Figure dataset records
==================================================

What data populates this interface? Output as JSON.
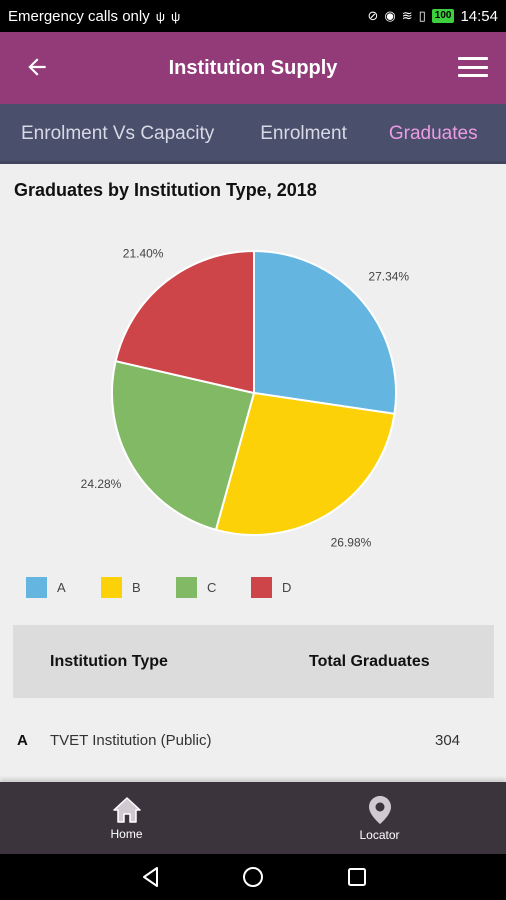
{
  "status_bar": {
    "carrier_text": "Emergency calls only",
    "battery": "100",
    "time": "14:54"
  },
  "app_bar": {
    "title": "Institution Supply",
    "back_icon": "arrow-left-icon",
    "menu_icon": "hamburger-menu-icon"
  },
  "tabs": [
    {
      "label": "Enrolment Vs Capacity"
    },
    {
      "label": "Enrolment"
    },
    {
      "label": "Graduates",
      "active": true
    }
  ],
  "chart_data": {
    "type": "pie",
    "title": "Graduates by Institution Type, 2018",
    "categories": [
      "A",
      "B",
      "C",
      "D"
    ],
    "values": [
      27.34,
      26.98,
      24.28,
      21.4
    ],
    "labels": [
      "27.34%",
      "26.98%",
      "24.28%",
      "21.40%"
    ],
    "colors": [
      "#64b5e0",
      "#fcd108",
      "#82b965",
      "#cd4548"
    ],
    "legend_position": "bottom-left"
  },
  "table": {
    "headers": [
      "Institution Type",
      "Total Graduates"
    ],
    "rows": [
      {
        "key": "A",
        "name": "TVET Institution (Public)",
        "value": "304"
      }
    ]
  },
  "bottom_nav": {
    "items": [
      {
        "label": "Home",
        "icon": "home-icon"
      },
      {
        "label": "Locator",
        "icon": "location-pin-icon"
      }
    ]
  }
}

==================================================

Output all the records, word for word, with no pictures in the copy.

# Answer to the exercise
What data populates this interface? Output as JSON.
{
  "status_bar": {
    "carrier_text": "Emergency calls only",
    "battery": "100",
    "time": "14:54"
  },
  "app_bar": {
    "title": "Institution Supply",
    "back_icon": "arrow-left-icon",
    "menu_icon": "hamburger-menu-icon"
  },
  "tabs": [
    {
      "label": "Enrolment Vs Capacity"
    },
    {
      "label": "Enrolment"
    },
    {
      "label": "Graduates",
      "active": true
    }
  ],
  "chart_data": {
    "type": "pie",
    "title": "Graduates by Institution Type, 2018",
    "categories": [
      "A",
      "B",
      "C",
      "D"
    ],
    "values": [
      27.34,
      26.98,
      24.28,
      21.4
    ],
    "labels": [
      "27.34%",
      "26.98%",
      "24.28%",
      "21.40%"
    ],
    "colors": [
      "#64b5e0",
      "#fcd108",
      "#82b965",
      "#cd4548"
    ],
    "legend_position": "bottom-left"
  },
  "table": {
    "headers": [
      "Institution Type",
      "Total Graduates"
    ],
    "rows": [
      {
        "key": "A",
        "name": "TVET Institution (Public)",
        "value": "304"
      }
    ]
  },
  "bottom_nav": {
    "items": [
      {
        "label": "Home",
        "icon": "home-icon"
      },
      {
        "label": "Locator",
        "icon": "location-pin-icon"
      }
    ]
  }
}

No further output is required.